RECORD EXTRACTS:

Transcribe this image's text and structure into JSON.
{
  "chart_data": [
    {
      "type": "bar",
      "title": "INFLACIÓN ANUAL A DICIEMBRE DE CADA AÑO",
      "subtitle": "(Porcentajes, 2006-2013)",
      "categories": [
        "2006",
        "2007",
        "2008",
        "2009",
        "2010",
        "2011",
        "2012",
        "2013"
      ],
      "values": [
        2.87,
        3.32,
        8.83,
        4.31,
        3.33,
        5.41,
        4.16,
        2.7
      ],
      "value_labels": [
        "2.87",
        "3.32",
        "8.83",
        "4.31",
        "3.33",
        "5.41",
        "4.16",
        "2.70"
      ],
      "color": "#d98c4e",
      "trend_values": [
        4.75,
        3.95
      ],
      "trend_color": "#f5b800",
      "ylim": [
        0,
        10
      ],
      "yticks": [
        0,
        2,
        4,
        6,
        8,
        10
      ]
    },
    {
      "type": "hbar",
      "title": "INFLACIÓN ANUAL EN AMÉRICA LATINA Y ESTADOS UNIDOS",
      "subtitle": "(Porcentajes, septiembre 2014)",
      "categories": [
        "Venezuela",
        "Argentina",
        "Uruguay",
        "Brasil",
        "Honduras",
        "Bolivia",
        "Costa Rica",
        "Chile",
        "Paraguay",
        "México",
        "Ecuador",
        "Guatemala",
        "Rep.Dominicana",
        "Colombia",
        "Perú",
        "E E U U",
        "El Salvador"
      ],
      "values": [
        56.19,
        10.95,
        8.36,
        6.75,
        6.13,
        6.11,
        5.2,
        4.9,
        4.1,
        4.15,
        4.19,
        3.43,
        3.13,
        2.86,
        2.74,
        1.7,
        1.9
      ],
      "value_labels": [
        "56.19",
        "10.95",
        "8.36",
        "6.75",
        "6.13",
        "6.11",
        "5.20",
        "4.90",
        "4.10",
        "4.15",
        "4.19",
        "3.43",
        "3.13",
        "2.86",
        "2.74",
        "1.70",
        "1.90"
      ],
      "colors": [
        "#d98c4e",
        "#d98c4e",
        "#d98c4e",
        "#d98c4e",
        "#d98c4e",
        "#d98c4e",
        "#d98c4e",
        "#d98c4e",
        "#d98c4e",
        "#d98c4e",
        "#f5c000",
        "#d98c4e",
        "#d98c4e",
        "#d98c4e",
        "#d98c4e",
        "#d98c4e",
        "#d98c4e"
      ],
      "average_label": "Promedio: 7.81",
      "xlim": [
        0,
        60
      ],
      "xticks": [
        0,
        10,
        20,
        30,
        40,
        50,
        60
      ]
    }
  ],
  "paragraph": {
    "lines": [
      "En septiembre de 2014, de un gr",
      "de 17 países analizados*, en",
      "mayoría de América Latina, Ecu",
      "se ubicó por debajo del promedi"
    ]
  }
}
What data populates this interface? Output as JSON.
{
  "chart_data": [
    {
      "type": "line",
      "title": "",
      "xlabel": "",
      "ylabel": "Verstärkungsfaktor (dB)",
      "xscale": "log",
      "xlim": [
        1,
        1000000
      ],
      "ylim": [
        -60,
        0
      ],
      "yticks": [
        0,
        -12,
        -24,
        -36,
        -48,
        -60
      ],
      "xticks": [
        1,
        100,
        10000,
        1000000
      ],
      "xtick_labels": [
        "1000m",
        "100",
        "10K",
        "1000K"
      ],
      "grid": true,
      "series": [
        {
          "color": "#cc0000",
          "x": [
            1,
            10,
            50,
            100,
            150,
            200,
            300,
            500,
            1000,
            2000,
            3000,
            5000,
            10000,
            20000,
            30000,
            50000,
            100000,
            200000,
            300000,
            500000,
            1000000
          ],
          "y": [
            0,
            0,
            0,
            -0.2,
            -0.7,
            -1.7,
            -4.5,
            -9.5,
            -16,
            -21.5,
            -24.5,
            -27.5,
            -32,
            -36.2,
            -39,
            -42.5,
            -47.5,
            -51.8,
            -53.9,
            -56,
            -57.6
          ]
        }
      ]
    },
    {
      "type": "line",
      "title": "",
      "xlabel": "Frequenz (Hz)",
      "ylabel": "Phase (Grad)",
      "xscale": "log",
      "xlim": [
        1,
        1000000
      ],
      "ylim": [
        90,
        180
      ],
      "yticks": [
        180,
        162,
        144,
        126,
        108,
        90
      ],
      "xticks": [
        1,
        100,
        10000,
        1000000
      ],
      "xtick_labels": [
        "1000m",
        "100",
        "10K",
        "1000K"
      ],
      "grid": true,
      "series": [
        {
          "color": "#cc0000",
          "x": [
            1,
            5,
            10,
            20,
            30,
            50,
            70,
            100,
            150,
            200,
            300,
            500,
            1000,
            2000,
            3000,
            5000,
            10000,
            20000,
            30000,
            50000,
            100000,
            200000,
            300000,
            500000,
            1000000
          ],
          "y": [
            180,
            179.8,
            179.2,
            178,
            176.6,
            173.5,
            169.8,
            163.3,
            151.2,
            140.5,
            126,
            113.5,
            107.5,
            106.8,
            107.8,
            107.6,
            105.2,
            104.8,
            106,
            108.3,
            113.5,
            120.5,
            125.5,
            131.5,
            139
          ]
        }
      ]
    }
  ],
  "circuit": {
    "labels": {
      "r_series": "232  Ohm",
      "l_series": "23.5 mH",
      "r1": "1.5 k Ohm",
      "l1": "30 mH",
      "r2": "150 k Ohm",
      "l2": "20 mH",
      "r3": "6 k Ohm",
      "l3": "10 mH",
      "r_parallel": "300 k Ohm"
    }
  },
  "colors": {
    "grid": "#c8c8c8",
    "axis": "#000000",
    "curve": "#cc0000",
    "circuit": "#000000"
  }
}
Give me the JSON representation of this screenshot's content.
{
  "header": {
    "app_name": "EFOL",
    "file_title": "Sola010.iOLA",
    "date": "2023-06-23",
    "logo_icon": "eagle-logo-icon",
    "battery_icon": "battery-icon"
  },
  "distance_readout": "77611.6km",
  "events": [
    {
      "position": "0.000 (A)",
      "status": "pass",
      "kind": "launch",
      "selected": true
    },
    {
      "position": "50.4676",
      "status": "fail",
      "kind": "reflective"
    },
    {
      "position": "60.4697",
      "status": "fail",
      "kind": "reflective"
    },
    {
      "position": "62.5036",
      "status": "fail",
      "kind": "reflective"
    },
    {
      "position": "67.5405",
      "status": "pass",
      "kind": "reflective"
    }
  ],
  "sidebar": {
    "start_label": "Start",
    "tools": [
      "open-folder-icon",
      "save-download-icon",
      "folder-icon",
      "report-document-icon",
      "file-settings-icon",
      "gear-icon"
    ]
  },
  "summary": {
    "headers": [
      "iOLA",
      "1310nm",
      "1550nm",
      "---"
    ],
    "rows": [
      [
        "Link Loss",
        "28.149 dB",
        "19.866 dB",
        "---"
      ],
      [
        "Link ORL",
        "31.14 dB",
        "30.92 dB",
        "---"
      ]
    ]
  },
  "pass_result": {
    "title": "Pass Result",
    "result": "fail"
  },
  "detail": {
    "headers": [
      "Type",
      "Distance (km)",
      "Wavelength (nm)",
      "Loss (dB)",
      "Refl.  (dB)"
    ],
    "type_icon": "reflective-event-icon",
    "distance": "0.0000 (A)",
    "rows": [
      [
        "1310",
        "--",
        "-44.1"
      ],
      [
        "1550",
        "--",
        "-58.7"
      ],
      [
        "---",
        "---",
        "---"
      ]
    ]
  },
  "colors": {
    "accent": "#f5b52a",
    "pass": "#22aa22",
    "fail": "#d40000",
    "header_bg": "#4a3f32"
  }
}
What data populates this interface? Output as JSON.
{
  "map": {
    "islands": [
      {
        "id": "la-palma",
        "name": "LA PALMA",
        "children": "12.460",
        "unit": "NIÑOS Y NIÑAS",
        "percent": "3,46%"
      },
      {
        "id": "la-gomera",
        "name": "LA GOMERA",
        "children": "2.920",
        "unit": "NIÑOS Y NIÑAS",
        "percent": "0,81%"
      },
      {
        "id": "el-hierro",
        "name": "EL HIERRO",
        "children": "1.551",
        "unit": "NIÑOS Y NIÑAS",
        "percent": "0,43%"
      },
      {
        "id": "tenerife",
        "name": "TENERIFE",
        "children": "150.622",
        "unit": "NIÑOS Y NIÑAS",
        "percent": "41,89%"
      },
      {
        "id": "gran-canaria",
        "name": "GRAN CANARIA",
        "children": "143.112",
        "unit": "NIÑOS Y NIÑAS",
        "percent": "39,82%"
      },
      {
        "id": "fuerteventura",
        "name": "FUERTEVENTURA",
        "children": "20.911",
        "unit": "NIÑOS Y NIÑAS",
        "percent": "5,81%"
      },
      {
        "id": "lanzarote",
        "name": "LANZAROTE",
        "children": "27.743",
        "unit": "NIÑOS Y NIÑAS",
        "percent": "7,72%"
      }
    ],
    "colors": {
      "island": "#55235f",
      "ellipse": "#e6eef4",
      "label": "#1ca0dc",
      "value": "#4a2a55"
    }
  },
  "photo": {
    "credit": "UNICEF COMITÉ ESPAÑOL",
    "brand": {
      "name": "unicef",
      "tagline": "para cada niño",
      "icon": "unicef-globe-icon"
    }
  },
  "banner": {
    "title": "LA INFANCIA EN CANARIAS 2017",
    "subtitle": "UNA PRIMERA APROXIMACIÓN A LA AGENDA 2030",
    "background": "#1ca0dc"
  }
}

WHAT TO DO:
Copy out every line in the entries above that holds "this".

ANSWER BELOW:
Transcribe this image's text and structure into JSON.
What data populates this interface? Output as JSON.
Give me the JSON representation of this screenshot's content.
What data populates this interface? Output as JSON.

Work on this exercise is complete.